◆ Exercise goal ◆
Transcribe the records below exactly as they appear.

◆ Records shown ◆
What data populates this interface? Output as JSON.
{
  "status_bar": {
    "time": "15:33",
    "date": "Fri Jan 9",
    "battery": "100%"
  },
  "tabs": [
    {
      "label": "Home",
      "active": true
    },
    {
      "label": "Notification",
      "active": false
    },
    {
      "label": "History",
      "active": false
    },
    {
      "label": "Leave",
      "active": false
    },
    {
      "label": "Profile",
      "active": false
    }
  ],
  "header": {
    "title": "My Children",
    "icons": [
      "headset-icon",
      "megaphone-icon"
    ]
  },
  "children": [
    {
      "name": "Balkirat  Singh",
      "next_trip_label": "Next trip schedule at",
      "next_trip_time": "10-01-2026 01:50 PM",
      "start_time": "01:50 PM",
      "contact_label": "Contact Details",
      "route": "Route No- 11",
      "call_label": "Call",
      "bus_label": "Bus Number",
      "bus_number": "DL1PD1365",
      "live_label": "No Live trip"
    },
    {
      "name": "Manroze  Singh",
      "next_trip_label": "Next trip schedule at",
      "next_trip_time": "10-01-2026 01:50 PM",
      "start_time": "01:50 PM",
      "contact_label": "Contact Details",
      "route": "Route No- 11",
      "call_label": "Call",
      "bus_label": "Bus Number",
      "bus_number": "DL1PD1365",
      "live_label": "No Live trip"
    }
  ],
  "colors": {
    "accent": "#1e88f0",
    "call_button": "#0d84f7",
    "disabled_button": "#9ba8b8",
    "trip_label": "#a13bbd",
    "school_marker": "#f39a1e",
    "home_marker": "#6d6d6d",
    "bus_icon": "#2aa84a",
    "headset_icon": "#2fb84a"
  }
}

◆ Completed exercise ◆
What data populates this interface? Output as JSON.
{
  "status_bar": {
    "time": "15:33",
    "date": "Fri Jan 9",
    "battery": "100%"
  },
  "tabs": [
    {
      "label": "Home",
      "active": true
    },
    {
      "label": "Notification",
      "active": false
    },
    {
      "label": "History",
      "active": false
    },
    {
      "label": "Leave",
      "active": false
    },
    {
      "label": "Profile",
      "active": false
    }
  ],
  "header": {
    "title": "My Children",
    "icons": [
      "headset-icon",
      "megaphone-icon"
    ]
  },
  "children": [
    {
      "name": "Balkirat  Singh",
      "next_trip_label": "Next trip schedule at",
      "next_trip_time": "10-01-2026 01:50 PM",
      "start_time": "01:50 PM",
      "contact_label": "Contact Details",
      "route": "Route No- 11",
      "call_label": "Call",
      "bus_label": "Bus Number",
      "bus_number": "DL1PD1365",
      "live_label": "No Live trip"
    },
    {
      "name": "Manroze  Singh",
      "next_trip_label": "Next trip schedule at",
      "next_trip_time": "10-01-2026 01:50 PM",
      "start_time": "01:50 PM",
      "contact_label": "Contact Details",
      "route": "Route No- 11",
      "call_label": "Call",
      "bus_label": "Bus Number",
      "bus_number": "DL1PD1365",
      "live_label": "No Live trip"
    }
  ],
  "colors": {
    "accent": "#1e88f0",
    "call_button": "#0d84f7",
    "disabled_button": "#9ba8b8",
    "trip_label": "#a13bbd",
    "school_marker": "#f39a1e",
    "home_marker": "#6d6d6d",
    "bus_icon": "#2aa84a",
    "headset_icon": "#2fb84a"
  }
}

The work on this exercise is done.